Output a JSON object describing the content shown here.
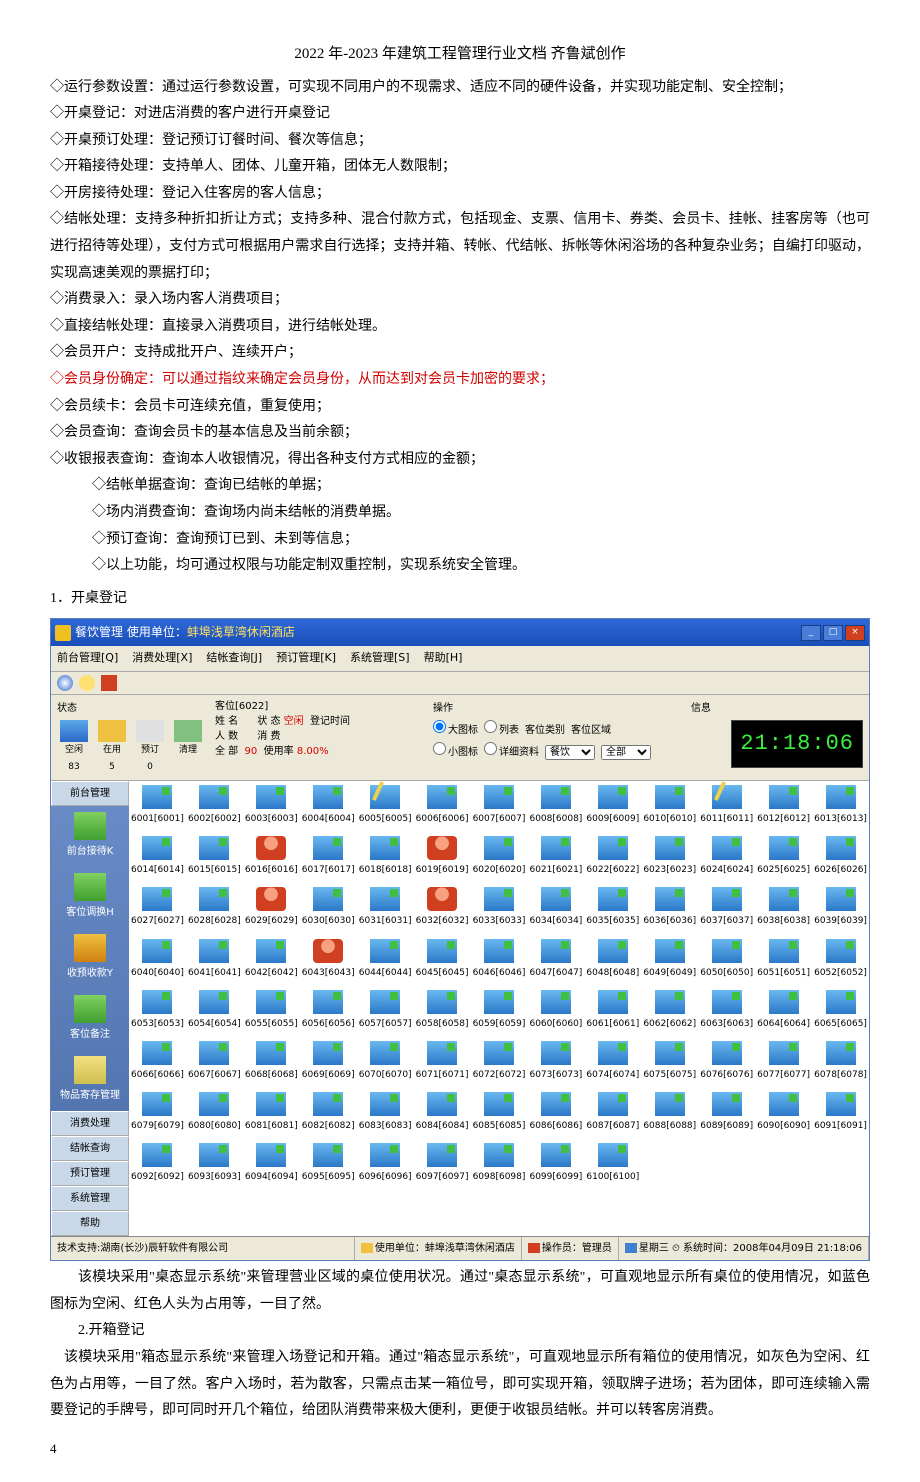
{
  "doc": {
    "title": "2022 年-2023 年建筑工程管理行业文档  齐鲁斌创作",
    "lines": [
      "◇运行参数设置：通过运行参数设置，可实现不同用户的不现需求、适应不同的硬件设备，并实现功能定制、安全控制；",
      "◇开桌登记：对进店消费的客户进行开桌登记",
      "◇开桌预订处理：登记预订订餐时间、餐次等信息；",
      "◇开箱接待处理：支持单人、团体、儿童开箱，团体无人数限制；",
      "◇开房接待处理：登记入住客房的客人信息；",
      "◇结帐处理：支持多种折扣折让方式；支持多种、混合付款方式，包括现金、支票、信用卡、券类、会员卡、挂帐、挂客房等（也可进行招待等处理），支付方式可根据用户需求自行选择；支持并箱、转帐、代结帐、拆帐等休闲浴场的各种复杂业务；自编打印驱动，实现高速美观的票据打印；",
      "◇消费录入：录入场内客人消费项目；",
      "◇直接结帐处理：直接录入消费项目，进行结帐处理。",
      "◇会员开户：支持成批开户、连续开户；",
      "◇会员身份确定：可以通过指纹来确定会员身份，从而达到对会员卡加密的要求；",
      "◇会员续卡：会员卡可连续充值，重复使用；",
      "◇会员查询：查询会员卡的基本信息及当前余额；",
      "◇收银报表查询：查询本人收银情况，得出各种支付方式相应的金额；",
      "◇结帐单据查询：查询已结帐的单据；",
      "◇场内消费查询：查询场内尚未结帐的消费单据。",
      "◇预订查询：查询预订已到、未到等信息；",
      "◇以上功能，均可通过权限与功能定制双重控制，实现系统安全管理。"
    ],
    "section1": "1．开桌登记",
    "after1_p1": "该模块采用\"桌态显示系统\"来管理营业区域的桌位使用状况。通过\"桌态显示系统\"，可直观地显示所有桌位的使用情况，如蓝色图标为空闲、红色人头为占用等，一目了然。",
    "section2": "2.开箱登记",
    "after2_p1": "该模块采用\"箱态显示系统\"来管理入场登记和开箱。通过\"箱态显示系统\"，可直观地显示所有箱位的使用情况，如灰色为空闲、红色为占用等，一目了然。客户入场时，若为散客，只需点击某一箱位号，即可实现开箱，领取牌子进场；若为团体，即可连续输入需要登记的手牌号，即可同时开几个箱位，给团队消费带来极大便利，更便于收银员结帐。并可以转客房消费。",
    "pagenum": "4"
  },
  "app": {
    "title_prefix": "餐饮管理    使用单位：",
    "title_unit": "蚌埠浅草湾休闲酒店",
    "menus": [
      "前台管理[Q]",
      "消费处理[X]",
      "结帐查询[J]",
      "预订管理[K]",
      "系统管理[S]",
      "帮助[H]"
    ],
    "status": {
      "label": "状态",
      "items": [
        "空闲",
        "在用",
        "预订",
        "清理"
      ],
      "counts": [
        "83",
        "5",
        "0",
        " "
      ]
    },
    "seatinfo": {
      "title": "客位[6022]",
      "rows": {
        "r1a": "姓  名",
        "r1b": "状  态",
        "r1bv": "空闲",
        "r1c": "登记时间",
        "r2a": "人  数",
        "r2b": "消  费",
        "r3a": "全  部",
        "r3av": "90",
        "r3b": "使用率",
        "r3bv": "8.00%"
      }
    },
    "ops": {
      "title": "操作",
      "big": "大图标",
      "list": "列表",
      "cat": "客位类别",
      "area": "客位区域",
      "small": "小图标",
      "detail": "详细资料",
      "sel1": "餐饮",
      "sel2": "全部"
    },
    "msg": {
      "title": "信息",
      "clock": "21:18:06"
    },
    "sidebar": {
      "cats": [
        "前台管理",
        "消费处理",
        "结帐查询",
        "预订管理",
        "系统管理",
        "帮助"
      ],
      "items": [
        "前台接待K",
        "客位调换H",
        "收预收款Y",
        "客位备注",
        "物品寄存管理"
      ]
    },
    "seats_special": {
      "6005": "pen",
      "6011": "pen",
      "6016": "occ",
      "6019": "occ",
      "6029": "occ",
      "6032": "occ",
      "6043": "occ"
    },
    "statusbar": {
      "tech": "技术支持:湖南(长沙)辰轩软件有限公司",
      "unit_lbl": "使用单位：",
      "unit_val": "蚌埠浅草湾休闲酒店",
      "op_lbl": "操作员：",
      "op_val": "管理员",
      "day": "星期三",
      "time_lbl": "系统时间：",
      "time_val": "2008年04月09日 21:18:06"
    }
  }
}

Requirement
Your task is to reproduce all of the material exactly. The pictures stay out.

Exercise answer
Output a JSON object describing the content shown here.
{
  "doc": {
    "title": "2022 年-2023 年建筑工程管理行业文档  齐鲁斌创作",
    "lines": [
      "◇运行参数设置：通过运行参数设置，可实现不同用户的不现需求、适应不同的硬件设备，并实现功能定制、安全控制；",
      "◇开桌登记：对进店消费的客户进行开桌登记",
      "◇开桌预订处理：登记预订订餐时间、餐次等信息；",
      "◇开箱接待处理：支持单人、团体、儿童开箱，团体无人数限制；",
      "◇开房接待处理：登记入住客房的客人信息；",
      "◇结帐处理：支持多种折扣折让方式；支持多种、混合付款方式，包括现金、支票、信用卡、券类、会员卡、挂帐、挂客房等（也可进行招待等处理），支付方式可根据用户需求自行选择；支持并箱、转帐、代结帐、拆帐等休闲浴场的各种复杂业务；自编打印驱动，实现高速美观的票据打印；",
      "◇消费录入：录入场内客人消费项目；",
      "◇直接结帐处理：直接录入消费项目，进行结帐处理。",
      "◇会员开户：支持成批开户、连续开户；",
      "◇会员身份确定：可以通过指纹来确定会员身份，从而达到对会员卡加密的要求；",
      "◇会员续卡：会员卡可连续充值，重复使用；",
      "◇会员查询：查询会员卡的基本信息及当前余额；",
      "◇收银报表查询：查询本人收银情况，得出各种支付方式相应的金额；",
      "◇结帐单据查询：查询已结帐的单据；",
      "◇场内消费查询：查询场内尚未结帐的消费单据。",
      "◇预订查询：查询预订已到、未到等信息；",
      "◇以上功能，均可通过权限与功能定制双重控制，实现系统安全管理。"
    ],
    "section1": "1．开桌登记",
    "after1_p1": "该模块采用\"桌态显示系统\"来管理营业区域的桌位使用状况。通过\"桌态显示系统\"，可直观地显示所有桌位的使用情况，如蓝色图标为空闲、红色人头为占用等，一目了然。",
    "section2": "2.开箱登记",
    "after2_p1": "该模块采用\"箱态显示系统\"来管理入场登记和开箱。通过\"箱态显示系统\"，可直观地显示所有箱位的使用情况，如灰色为空闲、红色为占用等，一目了然。客户入场时，若为散客，只需点击某一箱位号，即可实现开箱，领取牌子进场；若为团体，即可连续输入需要登记的手牌号，即可同时开几个箱位，给团队消费带来极大便利，更便于收银员结帐。并可以转客房消费。",
    "pagenum": "4"
  },
  "app": {
    "title_prefix": "餐饮管理    使用单位：",
    "title_unit": "蚌埠浅草湾休闲酒店",
    "menus": [
      "前台管理[Q]",
      "消费处理[X]",
      "结帐查询[J]",
      "预订管理[K]",
      "系统管理[S]",
      "帮助[H]"
    ],
    "status": {
      "label": "状态",
      "items": [
        "空闲",
        "在用",
        "预订",
        "清理"
      ],
      "counts": [
        "83",
        "5",
        "0",
        " "
      ]
    },
    "seatinfo": {
      "title": "客位[6022]",
      "rows": {
        "r1a": "姓  名",
        "r1b": "状  态",
        "r1bv": "空闲",
        "r1c": "登记时间",
        "r2a": "人  数",
        "r2b": "消  费",
        "r3a": "全  部",
        "r3av": "90",
        "r3b": "使用率",
        "r3bv": "8.00%"
      }
    },
    "ops": {
      "title": "操作",
      "big": "大图标",
      "list": "列表",
      "cat": "客位类别",
      "area": "客位区域",
      "small": "小图标",
      "detail": "详细资料",
      "sel1": "餐饮",
      "sel2": "全部"
    },
    "msg": {
      "title": "信息",
      "clock": "21:18:06"
    },
    "sidebar": {
      "cats": [
        "前台管理",
        "消费处理",
        "结帐查询",
        "预订管理",
        "系统管理",
        "帮助"
      ],
      "items": [
        "前台接待K",
        "客位调换H",
        "收预收款Y",
        "客位备注",
        "物品寄存管理"
      ]
    },
    "seats_special": {
      "6005": "pen",
      "6011": "pen",
      "6016": "occ",
      "6019": "occ",
      "6029": "occ",
      "6032": "occ",
      "6043": "occ"
    },
    "statusbar": {
      "tech": "技术支持:湖南(长沙)辰轩软件有限公司",
      "unit_lbl": "使用单位：",
      "unit_val": "蚌埠浅草湾休闲酒店",
      "op_lbl": "操作员：",
      "op_val": "管理员",
      "day": "星期三",
      "time_lbl": "系统时间：",
      "time_val": "2008年04月09日 21:18:06"
    }
  }
}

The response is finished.